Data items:
## Begin

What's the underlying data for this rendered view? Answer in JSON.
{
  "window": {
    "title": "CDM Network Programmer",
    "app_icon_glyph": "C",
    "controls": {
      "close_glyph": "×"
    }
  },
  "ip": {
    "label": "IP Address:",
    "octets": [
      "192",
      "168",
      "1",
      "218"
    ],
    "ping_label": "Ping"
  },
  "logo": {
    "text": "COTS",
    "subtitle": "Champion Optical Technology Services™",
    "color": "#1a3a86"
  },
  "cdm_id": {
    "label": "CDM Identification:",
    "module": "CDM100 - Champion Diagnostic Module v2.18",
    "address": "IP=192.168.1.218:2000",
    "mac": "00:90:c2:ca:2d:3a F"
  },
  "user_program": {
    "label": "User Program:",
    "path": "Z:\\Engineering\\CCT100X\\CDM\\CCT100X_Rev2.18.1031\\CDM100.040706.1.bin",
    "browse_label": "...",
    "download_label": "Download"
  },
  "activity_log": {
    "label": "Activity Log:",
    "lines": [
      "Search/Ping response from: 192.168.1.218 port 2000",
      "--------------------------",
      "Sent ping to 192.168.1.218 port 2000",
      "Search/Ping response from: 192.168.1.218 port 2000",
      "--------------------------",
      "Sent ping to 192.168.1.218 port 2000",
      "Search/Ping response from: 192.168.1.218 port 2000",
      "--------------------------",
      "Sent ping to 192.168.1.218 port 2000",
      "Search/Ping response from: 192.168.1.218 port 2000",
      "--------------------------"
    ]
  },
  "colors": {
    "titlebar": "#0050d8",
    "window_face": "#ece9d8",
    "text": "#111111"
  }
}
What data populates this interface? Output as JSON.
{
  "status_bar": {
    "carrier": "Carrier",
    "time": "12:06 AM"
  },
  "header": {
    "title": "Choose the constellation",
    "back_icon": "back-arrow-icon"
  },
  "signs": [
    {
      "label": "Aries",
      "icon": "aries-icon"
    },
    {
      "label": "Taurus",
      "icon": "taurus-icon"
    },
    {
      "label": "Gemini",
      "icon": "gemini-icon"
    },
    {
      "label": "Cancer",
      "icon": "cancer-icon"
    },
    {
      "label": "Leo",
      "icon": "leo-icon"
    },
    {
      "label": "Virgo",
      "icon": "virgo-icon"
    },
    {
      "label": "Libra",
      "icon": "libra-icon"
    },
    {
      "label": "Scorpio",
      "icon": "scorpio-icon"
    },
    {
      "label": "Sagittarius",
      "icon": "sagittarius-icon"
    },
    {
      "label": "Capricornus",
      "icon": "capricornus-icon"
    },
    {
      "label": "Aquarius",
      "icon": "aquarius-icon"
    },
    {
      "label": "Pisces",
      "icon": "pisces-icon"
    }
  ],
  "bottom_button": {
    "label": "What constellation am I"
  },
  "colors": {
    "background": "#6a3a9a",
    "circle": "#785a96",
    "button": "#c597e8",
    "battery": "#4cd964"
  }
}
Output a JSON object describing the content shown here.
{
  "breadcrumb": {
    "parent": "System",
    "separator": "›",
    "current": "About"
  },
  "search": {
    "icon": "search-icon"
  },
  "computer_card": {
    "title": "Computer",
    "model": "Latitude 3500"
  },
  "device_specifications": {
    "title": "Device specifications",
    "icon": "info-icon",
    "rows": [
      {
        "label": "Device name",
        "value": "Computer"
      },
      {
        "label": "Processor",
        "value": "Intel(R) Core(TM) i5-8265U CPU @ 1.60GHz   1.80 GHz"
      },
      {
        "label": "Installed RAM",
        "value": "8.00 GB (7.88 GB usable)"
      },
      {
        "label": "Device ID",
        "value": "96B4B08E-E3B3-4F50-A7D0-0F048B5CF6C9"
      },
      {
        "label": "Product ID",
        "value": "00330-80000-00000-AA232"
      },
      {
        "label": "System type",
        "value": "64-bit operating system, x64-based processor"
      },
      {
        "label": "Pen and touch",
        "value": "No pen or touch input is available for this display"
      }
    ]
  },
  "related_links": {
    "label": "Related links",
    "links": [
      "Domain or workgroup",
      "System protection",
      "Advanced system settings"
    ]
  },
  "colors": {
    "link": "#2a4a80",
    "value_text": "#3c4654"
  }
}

## End

Task statement: Repeat the preceding lines exactly, please, every one of them.

Finished exercise:
What's the underlying data for this rendered view? Answer in JSON.
{
  "window": {
    "title": "CDM Network Programmer",
    "app_icon_glyph": "C",
    "controls": {
      "close_glyph": "×"
    }
  },
  "ip": {
    "label": "IP Address:",
    "octets": [
      "192",
      "168",
      "1",
      "218"
    ],
    "ping_label": "Ping"
  },
  "logo": {
    "text": "COTS",
    "subtitle": "Champion Optical Technology Services™",
    "color": "#1a3a86"
  },
  "cdm_id": {
    "label": "CDM Identification:",
    "module": "CDM100 - Champion Diagnostic Module v2.18",
    "address": "IP=192.168.1.218:2000",
    "mac": "00:90:c2:ca:2d:3a F"
  },
  "user_program": {
    "label": "User Program:",
    "path": "Z:\\Engineering\\CCT100X\\CDM\\CCT100X_Rev2.18.1031\\CDM100.040706.1.bin",
    "browse_label": "...",
    "download_label": "Download"
  },
  "activity_log": {
    "label": "Activity Log:",
    "lines": [
      "Search/Ping response from: 192.168.1.218 port 2000",
      "--------------------------",
      "Sent ping to 192.168.1.218 port 2000",
      "Search/Ping response from: 192.168.1.218 port 2000",
      "--------------------------",
      "Sent ping to 192.168.1.218 port 2000",
      "Search/Ping response from: 192.168.1.218 port 2000",
      "--------------------------",
      "Sent ping to 192.168.1.218 port 2000",
      "Search/Ping response from: 192.168.1.218 port 2000",
      "--------------------------"
    ]
  },
  "colors": {
    "titlebar": "#0050d8",
    "window_face": "#ece9d8",
    "text": "#111111"
  }
}
What data populates this interface? Output as JSON.
{
  "status_bar": {
    "carrier": "Carrier",
    "time": "12:06 AM"
  },
  "header": {
    "title": "Choose the constellation",
    "back_icon": "back-arrow-icon"
  },
  "signs": [
    {
      "label": "Aries",
      "icon": "aries-icon"
    },
    {
      "label": "Taurus",
      "icon": "taurus-icon"
    },
    {
      "label": "Gemini",
      "icon": "gemini-icon"
    },
    {
      "label": "Cancer",
      "icon": "cancer-icon"
    },
    {
      "label": "Leo",
      "icon": "leo-icon"
    },
    {
      "label": "Virgo",
      "icon": "virgo-icon"
    },
    {
      "label": "Libra",
      "icon": "libra-icon"
    },
    {
      "label": "Scorpio",
      "icon": "scorpio-icon"
    },
    {
      "label": "Sagittarius",
      "icon": "sagittarius-icon"
    },
    {
      "label": "Capricornus",
      "icon": "capricornus-icon"
    },
    {
      "label": "Aquarius",
      "icon": "aquarius-icon"
    },
    {
      "label": "Pisces",
      "icon": "pisces-icon"
    }
  ],
  "bottom_button": {
    "label": "What constellation am I"
  },
  "colors": {
    "background": "#6a3a9a",
    "circle": "#785a96",
    "button": "#c597e8",
    "battery": "#4cd964"
  }
}
Output a JSON object describing the content shown here.
{
  "breadcrumb": {
    "parent": "System",
    "separator": "›",
    "current": "About"
  },
  "search": {
    "icon": "search-icon"
  },
  "computer_card": {
    "title": "Computer",
    "model": "Latitude 3500"
  },
  "device_specifications": {
    "title": "Device specifications",
    "icon": "info-icon",
    "rows": [
      {
        "label": "Device name",
        "value": "Computer"
      },
      {
        "label": "Processor",
        "value": "Intel(R) Core(TM) i5-8265U CPU @ 1.60GHz   1.80 GHz"
      },
      {
        "label": "Installed RAM",
        "value": "8.00 GB (7.88 GB usable)"
      },
      {
        "label": "Device ID",
        "value": "96B4B08E-E3B3-4F50-A7D0-0F048B5CF6C9"
      },
      {
        "label": "Product ID",
        "value": "00330-80000-00000-AA232"
      },
      {
        "label": "System type",
        "value": "64-bit operating system, x64-based processor"
      },
      {
        "label": "Pen and touch",
        "value": "No pen or touch input is available for this display"
      }
    ]
  },
  "related_links": {
    "label": "Related links",
    "links": [
      "Domain or workgroup",
      "System protection",
      "Advanced system settings"
    ]
  },
  "colors": {
    "link": "#2a4a80",
    "value_text": "#3c4654"
  }
}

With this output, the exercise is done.